# Task goal
Count the lines in the items that contain the string "divider", and give only the number.

# Provided data
• • • •

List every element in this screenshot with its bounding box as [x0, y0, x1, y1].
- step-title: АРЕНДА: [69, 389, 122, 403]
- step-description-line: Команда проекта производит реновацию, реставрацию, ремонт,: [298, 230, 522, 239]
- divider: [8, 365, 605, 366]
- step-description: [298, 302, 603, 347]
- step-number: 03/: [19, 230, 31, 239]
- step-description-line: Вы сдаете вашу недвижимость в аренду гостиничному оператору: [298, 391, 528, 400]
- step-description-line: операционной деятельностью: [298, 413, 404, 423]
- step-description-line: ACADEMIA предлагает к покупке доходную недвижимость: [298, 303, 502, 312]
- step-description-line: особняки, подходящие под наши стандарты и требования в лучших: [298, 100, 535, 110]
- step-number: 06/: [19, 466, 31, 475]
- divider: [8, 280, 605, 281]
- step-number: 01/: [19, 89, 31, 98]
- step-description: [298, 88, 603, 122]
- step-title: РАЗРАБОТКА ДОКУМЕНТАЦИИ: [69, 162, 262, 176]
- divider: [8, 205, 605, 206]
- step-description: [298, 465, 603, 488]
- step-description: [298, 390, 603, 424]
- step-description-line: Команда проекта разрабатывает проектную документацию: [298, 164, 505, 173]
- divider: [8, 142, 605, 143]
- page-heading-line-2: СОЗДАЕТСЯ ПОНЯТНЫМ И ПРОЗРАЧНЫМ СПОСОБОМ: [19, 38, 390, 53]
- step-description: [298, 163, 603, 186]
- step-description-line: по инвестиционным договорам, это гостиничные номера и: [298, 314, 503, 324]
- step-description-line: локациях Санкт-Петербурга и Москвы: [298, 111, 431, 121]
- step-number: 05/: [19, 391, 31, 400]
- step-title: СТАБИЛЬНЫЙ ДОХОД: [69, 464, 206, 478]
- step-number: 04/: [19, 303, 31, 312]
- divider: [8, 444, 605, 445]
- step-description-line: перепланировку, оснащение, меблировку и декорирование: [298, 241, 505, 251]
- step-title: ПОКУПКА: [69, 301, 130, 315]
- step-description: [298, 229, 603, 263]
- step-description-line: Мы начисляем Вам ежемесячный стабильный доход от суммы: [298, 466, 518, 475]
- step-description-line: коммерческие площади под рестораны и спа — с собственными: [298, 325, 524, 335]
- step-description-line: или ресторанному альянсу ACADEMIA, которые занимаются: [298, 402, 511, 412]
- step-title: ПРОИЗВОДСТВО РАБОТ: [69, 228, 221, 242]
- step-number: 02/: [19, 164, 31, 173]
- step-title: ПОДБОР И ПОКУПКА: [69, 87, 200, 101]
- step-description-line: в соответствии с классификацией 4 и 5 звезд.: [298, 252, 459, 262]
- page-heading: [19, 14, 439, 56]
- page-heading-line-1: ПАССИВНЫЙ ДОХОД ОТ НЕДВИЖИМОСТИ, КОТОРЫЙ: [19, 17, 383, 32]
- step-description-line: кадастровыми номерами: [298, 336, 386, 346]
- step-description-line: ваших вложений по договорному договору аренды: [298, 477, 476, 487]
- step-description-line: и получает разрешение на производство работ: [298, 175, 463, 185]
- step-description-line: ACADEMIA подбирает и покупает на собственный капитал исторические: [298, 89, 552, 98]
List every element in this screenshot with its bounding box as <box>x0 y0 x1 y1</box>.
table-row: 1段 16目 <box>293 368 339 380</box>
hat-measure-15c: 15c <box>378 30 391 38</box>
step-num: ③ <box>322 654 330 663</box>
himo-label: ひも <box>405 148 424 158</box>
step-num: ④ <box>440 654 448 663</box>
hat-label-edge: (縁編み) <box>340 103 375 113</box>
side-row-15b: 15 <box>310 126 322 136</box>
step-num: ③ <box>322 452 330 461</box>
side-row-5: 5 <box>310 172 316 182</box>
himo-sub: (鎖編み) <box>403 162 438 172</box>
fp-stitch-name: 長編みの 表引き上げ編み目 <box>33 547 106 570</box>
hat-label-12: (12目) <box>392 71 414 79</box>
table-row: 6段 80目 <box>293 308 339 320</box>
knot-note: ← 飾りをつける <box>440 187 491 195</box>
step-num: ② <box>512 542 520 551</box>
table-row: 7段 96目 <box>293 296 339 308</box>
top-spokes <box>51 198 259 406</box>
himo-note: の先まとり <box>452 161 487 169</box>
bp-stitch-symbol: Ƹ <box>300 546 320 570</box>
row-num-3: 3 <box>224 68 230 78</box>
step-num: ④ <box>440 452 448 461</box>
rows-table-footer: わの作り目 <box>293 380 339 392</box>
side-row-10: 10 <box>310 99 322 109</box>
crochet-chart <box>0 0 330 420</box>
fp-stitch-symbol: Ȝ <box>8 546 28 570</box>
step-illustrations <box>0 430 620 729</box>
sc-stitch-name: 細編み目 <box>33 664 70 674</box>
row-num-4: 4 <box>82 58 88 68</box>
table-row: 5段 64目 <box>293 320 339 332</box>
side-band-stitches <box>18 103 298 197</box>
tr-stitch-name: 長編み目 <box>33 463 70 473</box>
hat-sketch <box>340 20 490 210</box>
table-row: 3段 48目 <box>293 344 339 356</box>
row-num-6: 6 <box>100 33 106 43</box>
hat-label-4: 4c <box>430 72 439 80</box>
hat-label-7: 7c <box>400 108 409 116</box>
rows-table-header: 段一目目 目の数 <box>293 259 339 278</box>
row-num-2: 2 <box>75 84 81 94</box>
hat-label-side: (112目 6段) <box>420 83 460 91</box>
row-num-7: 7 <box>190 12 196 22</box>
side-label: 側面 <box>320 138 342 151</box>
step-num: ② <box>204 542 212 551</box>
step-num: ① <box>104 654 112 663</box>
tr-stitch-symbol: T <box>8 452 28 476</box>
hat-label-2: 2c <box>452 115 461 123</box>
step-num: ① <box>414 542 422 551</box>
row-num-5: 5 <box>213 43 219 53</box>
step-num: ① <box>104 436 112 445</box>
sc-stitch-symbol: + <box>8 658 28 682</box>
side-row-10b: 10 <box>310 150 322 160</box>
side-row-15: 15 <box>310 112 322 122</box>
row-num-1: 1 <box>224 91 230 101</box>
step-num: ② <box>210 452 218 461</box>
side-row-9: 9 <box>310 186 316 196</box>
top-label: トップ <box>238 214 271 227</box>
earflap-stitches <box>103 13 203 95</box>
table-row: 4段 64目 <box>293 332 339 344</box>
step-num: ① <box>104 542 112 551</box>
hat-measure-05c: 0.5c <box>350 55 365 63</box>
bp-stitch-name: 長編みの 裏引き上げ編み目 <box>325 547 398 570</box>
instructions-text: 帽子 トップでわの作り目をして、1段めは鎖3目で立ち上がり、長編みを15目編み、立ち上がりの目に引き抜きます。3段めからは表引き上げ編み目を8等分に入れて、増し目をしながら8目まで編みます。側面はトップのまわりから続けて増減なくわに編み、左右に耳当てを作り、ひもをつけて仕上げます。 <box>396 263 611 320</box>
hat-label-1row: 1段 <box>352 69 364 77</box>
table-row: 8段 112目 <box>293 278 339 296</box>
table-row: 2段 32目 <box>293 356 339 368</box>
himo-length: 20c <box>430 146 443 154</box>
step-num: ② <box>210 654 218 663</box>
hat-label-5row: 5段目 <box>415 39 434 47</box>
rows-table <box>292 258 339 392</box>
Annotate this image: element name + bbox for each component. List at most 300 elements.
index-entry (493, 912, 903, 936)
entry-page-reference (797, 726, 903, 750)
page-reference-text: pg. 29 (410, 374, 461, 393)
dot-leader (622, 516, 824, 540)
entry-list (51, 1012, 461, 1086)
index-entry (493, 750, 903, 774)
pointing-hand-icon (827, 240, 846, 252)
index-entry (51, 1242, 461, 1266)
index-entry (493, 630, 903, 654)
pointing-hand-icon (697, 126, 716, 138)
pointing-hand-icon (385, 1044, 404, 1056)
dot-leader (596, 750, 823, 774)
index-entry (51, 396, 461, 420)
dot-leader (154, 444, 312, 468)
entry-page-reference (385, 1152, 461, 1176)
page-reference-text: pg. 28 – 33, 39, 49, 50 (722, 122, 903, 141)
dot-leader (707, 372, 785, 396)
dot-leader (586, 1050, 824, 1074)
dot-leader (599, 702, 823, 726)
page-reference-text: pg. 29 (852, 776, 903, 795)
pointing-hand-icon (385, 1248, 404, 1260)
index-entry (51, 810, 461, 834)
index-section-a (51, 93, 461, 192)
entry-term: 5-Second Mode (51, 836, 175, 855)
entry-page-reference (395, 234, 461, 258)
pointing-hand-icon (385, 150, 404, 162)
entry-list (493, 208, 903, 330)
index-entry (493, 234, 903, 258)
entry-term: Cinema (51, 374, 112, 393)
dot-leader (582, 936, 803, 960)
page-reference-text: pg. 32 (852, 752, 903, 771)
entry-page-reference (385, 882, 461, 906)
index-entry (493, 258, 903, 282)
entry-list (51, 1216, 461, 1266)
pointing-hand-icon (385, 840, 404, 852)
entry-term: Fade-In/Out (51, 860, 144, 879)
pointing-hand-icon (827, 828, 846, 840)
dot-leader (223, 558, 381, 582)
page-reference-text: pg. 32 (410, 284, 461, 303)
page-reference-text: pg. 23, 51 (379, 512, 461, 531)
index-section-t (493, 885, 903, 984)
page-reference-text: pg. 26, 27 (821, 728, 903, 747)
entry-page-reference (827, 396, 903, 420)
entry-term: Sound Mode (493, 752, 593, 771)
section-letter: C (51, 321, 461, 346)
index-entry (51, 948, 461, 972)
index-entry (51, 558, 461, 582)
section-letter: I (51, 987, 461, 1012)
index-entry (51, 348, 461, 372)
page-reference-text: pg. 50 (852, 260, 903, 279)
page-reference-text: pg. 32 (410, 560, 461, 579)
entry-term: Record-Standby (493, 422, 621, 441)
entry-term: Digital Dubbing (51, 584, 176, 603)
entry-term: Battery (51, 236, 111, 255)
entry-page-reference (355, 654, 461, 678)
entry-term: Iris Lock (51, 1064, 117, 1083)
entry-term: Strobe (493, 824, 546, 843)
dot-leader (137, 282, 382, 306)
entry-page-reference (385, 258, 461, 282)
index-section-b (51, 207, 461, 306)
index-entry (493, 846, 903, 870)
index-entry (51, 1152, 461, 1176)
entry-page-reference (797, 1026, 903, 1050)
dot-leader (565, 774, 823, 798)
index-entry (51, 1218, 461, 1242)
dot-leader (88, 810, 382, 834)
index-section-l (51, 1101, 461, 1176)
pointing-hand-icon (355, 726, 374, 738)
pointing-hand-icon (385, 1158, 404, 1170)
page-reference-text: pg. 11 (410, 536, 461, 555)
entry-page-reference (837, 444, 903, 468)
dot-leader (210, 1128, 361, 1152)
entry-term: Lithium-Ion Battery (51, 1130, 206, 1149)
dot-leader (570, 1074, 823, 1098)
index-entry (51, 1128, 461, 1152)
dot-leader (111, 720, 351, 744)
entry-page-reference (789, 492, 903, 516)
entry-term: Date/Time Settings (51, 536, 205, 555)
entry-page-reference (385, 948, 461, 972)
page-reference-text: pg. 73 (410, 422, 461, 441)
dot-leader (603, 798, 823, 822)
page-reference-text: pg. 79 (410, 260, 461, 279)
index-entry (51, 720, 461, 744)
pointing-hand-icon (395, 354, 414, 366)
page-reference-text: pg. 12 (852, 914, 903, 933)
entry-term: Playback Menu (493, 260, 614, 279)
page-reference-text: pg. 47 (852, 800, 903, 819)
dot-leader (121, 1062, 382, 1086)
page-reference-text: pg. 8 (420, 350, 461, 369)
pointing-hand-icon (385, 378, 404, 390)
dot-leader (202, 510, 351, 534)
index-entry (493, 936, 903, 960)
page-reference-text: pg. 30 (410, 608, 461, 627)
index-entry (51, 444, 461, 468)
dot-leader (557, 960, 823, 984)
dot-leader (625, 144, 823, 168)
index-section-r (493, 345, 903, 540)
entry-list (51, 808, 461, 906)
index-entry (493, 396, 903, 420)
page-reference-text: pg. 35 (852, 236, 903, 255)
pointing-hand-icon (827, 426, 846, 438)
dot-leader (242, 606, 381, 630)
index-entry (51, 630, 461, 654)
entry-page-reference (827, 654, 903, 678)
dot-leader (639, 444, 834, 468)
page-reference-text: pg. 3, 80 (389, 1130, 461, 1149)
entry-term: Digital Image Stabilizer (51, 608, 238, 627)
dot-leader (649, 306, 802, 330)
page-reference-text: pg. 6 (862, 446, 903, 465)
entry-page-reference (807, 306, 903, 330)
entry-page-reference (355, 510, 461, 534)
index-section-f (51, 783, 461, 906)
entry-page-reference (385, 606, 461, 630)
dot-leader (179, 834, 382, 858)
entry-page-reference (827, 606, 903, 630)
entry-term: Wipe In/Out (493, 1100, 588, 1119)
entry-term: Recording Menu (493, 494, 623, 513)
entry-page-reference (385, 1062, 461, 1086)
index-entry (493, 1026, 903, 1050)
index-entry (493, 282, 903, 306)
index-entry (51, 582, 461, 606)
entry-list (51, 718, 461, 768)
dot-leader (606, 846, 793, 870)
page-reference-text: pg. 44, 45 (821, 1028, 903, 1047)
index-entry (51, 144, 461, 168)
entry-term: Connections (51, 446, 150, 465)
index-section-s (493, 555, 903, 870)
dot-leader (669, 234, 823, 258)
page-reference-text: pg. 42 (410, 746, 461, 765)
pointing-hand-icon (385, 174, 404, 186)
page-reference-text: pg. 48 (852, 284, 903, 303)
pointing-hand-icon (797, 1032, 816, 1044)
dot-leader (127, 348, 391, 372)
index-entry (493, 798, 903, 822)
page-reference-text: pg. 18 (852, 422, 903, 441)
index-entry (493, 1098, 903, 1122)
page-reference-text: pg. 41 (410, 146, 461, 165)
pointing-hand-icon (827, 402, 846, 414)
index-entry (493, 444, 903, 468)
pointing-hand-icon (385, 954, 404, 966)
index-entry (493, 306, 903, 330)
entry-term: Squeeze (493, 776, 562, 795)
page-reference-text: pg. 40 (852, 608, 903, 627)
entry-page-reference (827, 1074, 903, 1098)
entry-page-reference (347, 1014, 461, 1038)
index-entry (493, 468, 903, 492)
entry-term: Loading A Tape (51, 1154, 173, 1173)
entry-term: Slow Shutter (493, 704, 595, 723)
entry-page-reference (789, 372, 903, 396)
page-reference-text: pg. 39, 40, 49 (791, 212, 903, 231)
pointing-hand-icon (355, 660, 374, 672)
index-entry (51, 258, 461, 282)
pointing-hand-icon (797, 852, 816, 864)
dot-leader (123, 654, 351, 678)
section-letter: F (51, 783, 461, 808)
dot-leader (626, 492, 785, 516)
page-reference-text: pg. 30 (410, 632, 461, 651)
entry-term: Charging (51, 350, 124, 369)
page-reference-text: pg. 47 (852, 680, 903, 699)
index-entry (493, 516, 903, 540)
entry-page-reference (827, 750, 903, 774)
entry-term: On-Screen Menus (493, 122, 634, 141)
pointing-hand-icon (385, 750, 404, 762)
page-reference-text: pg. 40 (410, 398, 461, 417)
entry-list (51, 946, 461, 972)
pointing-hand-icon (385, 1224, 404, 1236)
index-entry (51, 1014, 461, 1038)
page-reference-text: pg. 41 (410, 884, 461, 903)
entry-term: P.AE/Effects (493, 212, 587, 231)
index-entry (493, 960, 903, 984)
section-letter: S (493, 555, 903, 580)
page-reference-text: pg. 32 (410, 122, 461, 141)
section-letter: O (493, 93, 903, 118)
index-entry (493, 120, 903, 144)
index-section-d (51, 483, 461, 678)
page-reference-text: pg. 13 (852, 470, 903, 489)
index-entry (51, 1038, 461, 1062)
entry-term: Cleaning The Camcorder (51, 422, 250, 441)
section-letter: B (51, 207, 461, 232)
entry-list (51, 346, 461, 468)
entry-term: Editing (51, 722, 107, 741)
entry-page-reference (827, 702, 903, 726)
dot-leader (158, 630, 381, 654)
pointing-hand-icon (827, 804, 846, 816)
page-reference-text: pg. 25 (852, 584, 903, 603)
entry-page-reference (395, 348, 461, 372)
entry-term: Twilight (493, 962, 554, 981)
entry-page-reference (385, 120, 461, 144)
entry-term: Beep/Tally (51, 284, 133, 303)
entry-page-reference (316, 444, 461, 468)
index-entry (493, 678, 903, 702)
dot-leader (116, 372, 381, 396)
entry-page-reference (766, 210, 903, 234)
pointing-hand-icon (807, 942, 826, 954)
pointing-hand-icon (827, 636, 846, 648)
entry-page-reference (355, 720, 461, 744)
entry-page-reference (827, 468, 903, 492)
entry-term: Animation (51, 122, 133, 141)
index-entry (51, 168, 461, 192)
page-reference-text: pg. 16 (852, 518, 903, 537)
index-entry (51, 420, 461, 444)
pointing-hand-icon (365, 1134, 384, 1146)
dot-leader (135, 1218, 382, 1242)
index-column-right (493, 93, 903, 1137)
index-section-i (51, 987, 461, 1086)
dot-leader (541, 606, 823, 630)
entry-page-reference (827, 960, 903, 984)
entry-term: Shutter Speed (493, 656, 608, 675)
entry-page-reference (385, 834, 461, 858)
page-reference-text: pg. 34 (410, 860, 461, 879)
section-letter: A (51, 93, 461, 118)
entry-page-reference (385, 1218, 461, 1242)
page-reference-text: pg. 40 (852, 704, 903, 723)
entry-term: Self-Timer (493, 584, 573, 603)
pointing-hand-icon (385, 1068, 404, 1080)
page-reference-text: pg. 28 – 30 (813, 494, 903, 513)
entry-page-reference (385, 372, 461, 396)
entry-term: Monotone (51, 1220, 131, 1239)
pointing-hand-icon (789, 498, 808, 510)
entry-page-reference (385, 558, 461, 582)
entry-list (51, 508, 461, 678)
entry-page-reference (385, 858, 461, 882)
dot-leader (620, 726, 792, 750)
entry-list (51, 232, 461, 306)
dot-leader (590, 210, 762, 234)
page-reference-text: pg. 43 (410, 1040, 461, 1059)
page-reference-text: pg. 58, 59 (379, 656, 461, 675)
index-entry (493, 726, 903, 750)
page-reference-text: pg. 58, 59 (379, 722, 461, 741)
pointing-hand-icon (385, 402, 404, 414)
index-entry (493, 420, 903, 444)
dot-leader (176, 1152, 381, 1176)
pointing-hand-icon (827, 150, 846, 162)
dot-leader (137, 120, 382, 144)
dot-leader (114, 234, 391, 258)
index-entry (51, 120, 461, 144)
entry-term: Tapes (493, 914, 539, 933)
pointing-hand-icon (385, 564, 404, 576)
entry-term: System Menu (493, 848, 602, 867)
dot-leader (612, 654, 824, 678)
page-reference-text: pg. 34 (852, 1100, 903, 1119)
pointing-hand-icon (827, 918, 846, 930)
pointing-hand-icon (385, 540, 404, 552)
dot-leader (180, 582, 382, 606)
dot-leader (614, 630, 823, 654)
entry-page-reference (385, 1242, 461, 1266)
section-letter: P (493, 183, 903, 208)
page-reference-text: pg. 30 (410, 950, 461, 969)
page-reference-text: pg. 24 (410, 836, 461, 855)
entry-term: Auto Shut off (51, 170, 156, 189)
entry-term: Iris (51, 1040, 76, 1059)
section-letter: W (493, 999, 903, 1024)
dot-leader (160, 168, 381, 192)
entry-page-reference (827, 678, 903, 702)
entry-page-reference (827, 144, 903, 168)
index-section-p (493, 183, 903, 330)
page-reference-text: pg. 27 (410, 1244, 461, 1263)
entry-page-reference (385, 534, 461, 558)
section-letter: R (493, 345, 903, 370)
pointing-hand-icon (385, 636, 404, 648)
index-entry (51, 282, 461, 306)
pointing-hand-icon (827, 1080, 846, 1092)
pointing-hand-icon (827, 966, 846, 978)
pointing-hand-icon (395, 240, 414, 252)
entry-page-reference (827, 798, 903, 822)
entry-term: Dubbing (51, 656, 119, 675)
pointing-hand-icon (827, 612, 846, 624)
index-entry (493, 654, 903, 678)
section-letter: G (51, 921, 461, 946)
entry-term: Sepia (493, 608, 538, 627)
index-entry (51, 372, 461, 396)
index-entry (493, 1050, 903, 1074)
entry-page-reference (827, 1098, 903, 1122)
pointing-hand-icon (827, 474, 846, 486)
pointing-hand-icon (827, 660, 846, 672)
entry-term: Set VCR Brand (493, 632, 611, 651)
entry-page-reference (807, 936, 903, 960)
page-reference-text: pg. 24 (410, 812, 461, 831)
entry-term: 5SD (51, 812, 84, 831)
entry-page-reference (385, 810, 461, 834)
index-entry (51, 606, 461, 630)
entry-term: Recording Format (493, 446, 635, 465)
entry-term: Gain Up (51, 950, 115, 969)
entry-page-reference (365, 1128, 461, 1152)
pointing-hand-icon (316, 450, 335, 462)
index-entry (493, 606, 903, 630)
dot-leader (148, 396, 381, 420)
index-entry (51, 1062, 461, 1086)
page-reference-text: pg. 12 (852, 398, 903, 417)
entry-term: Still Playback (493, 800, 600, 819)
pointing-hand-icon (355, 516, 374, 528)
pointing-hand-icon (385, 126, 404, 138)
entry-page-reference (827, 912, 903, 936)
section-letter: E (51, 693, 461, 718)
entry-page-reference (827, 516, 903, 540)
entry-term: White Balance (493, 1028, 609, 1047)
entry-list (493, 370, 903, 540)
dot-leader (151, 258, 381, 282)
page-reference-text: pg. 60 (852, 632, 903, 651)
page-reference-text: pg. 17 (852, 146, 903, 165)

• • • •

# Full answer
5